__Your task__.
Write the entries out again exactly as they stand, but without the pictures.

— START OF Data for this task —

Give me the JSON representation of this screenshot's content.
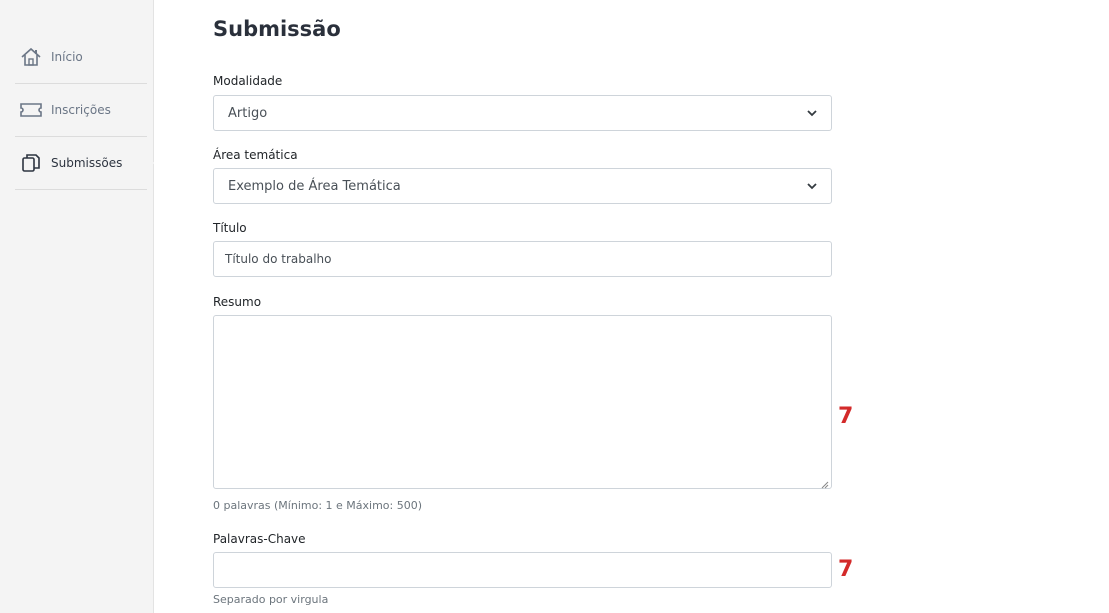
{
  "sidebar": {
    "items": [
      {
        "label": "Início",
        "icon": "home-icon",
        "active": false
      },
      {
        "label": "Inscrições",
        "icon": "ticket-icon",
        "active": false
      },
      {
        "label": "Submissões",
        "icon": "documents-icon",
        "active": true
      }
    ]
  },
  "page": {
    "title": "Submissão"
  },
  "form": {
    "modalidade": {
      "label": "Modalidade",
      "value": "Artigo"
    },
    "area": {
      "label": "Área temática",
      "value": "Exemplo de Área Temática"
    },
    "titulo": {
      "label": "Título",
      "placeholder": "Título do trabalho"
    },
    "resumo": {
      "label": "Resumo",
      "help": "0 palavras (Mínimo: 1 e Máximo: 500)",
      "counter": "7"
    },
    "palavras": {
      "label": "Palavras-Chave",
      "help": "Separado por virgula",
      "counter": "7"
    }
  },
  "colors": {
    "sidebar_bg": "#f4f4f4",
    "counter": "#d32a2a",
    "border": "#ced4da"
  }
}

— END OF Data for this task —

__Solution to the problem__.
Give me the JSON representation of this screenshot's content.
{
  "sidebar": {
    "items": [
      {
        "label": "Início",
        "icon": "home-icon",
        "active": false
      },
      {
        "label": "Inscrições",
        "icon": "ticket-icon",
        "active": false
      },
      {
        "label": "Submissões",
        "icon": "documents-icon",
        "active": true
      }
    ]
  },
  "page": {
    "title": "Submissão"
  },
  "form": {
    "modalidade": {
      "label": "Modalidade",
      "value": "Artigo"
    },
    "area": {
      "label": "Área temática",
      "value": "Exemplo de Área Temática"
    },
    "titulo": {
      "label": "Título",
      "placeholder": "Título do trabalho"
    },
    "resumo": {
      "label": "Resumo",
      "help": "0 palavras (Mínimo: 1 e Máximo: 500)",
      "counter": "7"
    },
    "palavras": {
      "label": "Palavras-Chave",
      "help": "Separado por virgula",
      "counter": "7"
    }
  },
  "colors": {
    "sidebar_bg": "#f4f4f4",
    "counter": "#d32a2a",
    "border": "#ced4da"
  }
}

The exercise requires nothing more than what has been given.